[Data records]
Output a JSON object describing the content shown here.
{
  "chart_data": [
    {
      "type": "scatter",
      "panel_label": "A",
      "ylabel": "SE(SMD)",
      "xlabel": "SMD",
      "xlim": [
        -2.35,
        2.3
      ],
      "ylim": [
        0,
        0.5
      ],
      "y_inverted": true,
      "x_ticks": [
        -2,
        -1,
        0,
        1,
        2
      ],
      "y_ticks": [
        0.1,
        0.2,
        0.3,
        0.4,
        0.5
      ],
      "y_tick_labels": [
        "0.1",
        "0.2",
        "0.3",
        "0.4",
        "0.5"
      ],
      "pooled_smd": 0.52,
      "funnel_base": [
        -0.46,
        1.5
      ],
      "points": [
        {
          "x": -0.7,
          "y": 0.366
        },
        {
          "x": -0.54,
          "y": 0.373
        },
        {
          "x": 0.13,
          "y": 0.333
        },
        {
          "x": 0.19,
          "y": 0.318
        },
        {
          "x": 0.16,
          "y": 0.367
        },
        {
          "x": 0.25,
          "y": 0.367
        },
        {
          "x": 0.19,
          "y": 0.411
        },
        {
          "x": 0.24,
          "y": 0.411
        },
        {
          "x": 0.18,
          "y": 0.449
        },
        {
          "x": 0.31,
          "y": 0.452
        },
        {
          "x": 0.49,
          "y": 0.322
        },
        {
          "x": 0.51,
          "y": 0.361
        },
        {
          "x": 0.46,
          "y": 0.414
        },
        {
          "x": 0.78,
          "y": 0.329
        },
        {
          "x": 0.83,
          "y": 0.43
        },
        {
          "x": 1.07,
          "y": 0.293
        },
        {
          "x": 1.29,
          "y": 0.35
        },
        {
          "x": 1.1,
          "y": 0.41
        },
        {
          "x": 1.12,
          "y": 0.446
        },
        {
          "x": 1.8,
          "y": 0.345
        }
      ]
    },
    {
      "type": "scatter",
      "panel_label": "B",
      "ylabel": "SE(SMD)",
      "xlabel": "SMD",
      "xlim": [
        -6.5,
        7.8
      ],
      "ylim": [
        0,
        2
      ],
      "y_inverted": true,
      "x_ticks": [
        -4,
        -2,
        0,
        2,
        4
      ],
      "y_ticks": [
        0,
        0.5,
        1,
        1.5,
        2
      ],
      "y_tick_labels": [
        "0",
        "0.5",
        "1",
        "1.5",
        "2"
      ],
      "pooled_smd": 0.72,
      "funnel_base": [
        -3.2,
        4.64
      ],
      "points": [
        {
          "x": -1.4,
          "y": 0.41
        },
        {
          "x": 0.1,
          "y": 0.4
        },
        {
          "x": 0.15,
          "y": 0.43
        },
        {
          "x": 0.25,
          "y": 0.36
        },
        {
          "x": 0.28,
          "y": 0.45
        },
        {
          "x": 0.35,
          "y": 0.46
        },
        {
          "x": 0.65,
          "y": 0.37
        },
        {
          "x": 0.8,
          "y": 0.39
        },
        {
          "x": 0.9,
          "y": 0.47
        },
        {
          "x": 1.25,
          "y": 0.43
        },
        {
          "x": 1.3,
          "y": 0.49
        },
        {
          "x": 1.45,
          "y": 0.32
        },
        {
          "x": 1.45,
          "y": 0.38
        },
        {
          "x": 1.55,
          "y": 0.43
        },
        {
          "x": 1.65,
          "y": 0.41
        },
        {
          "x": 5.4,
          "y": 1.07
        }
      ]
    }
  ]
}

Exercise prompt | Repeat all of the records above exactly as written.

Answer to this task |
Output a JSON object describing the content shown here.
{
  "chart_data": [
    {
      "type": "scatter",
      "panel_label": "A",
      "ylabel": "SE(SMD)",
      "xlabel": "SMD",
      "xlim": [
        -2.35,
        2.3
      ],
      "ylim": [
        0,
        0.5
      ],
      "y_inverted": true,
      "x_ticks": [
        -2,
        -1,
        0,
        1,
        2
      ],
      "y_ticks": [
        0.1,
        0.2,
        0.3,
        0.4,
        0.5
      ],
      "y_tick_labels": [
        "0.1",
        "0.2",
        "0.3",
        "0.4",
        "0.5"
      ],
      "pooled_smd": 0.52,
      "funnel_base": [
        -0.46,
        1.5
      ],
      "points": [
        {
          "x": -0.7,
          "y": 0.366
        },
        {
          "x": -0.54,
          "y": 0.373
        },
        {
          "x": 0.13,
          "y": 0.333
        },
        {
          "x": 0.19,
          "y": 0.318
        },
        {
          "x": 0.16,
          "y": 0.367
        },
        {
          "x": 0.25,
          "y": 0.367
        },
        {
          "x": 0.19,
          "y": 0.411
        },
        {
          "x": 0.24,
          "y": 0.411
        },
        {
          "x": 0.18,
          "y": 0.449
        },
        {
          "x": 0.31,
          "y": 0.452
        },
        {
          "x": 0.49,
          "y": 0.322
        },
        {
          "x": 0.51,
          "y": 0.361
        },
        {
          "x": 0.46,
          "y": 0.414
        },
        {
          "x": 0.78,
          "y": 0.329
        },
        {
          "x": 0.83,
          "y": 0.43
        },
        {
          "x": 1.07,
          "y": 0.293
        },
        {
          "x": 1.29,
          "y": 0.35
        },
        {
          "x": 1.1,
          "y": 0.41
        },
        {
          "x": 1.12,
          "y": 0.446
        },
        {
          "x": 1.8,
          "y": 0.345
        }
      ]
    },
    {
      "type": "scatter",
      "panel_label": "B",
      "ylabel": "SE(SMD)",
      "xlabel": "SMD",
      "xlim": [
        -6.5,
        7.8
      ],
      "ylim": [
        0,
        2
      ],
      "y_inverted": true,
      "x_ticks": [
        -4,
        -2,
        0,
        2,
        4
      ],
      "y_ticks": [
        0,
        0.5,
        1,
        1.5,
        2
      ],
      "y_tick_labels": [
        "0",
        "0.5",
        "1",
        "1.5",
        "2"
      ],
      "pooled_smd": 0.72,
      "funnel_base": [
        -3.2,
        4.64
      ],
      "points": [
        {
          "x": -1.4,
          "y": 0.41
        },
        {
          "x": 0.1,
          "y": 0.4
        },
        {
          "x": 0.15,
          "y": 0.43
        },
        {
          "x": 0.25,
          "y": 0.36
        },
        {
          "x": 0.28,
          "y": 0.45
        },
        {
          "x": 0.35,
          "y": 0.46
        },
        {
          "x": 0.65,
          "y": 0.37
        },
        {
          "x": 0.8,
          "y": 0.39
        },
        {
          "x": 0.9,
          "y": 0.47
        },
        {
          "x": 1.25,
          "y": 0.43
        },
        {
          "x": 1.3,
          "y": 0.49
        },
        {
          "x": 1.45,
          "y": 0.32
        },
        {
          "x": 1.45,
          "y": 0.38
        },
        {
          "x": 1.55,
          "y": 0.43
        },
        {
          "x": 1.65,
          "y": 0.41
        },
        {
          "x": 5.4,
          "y": 1.07
        }
      ]
    }
  ]
}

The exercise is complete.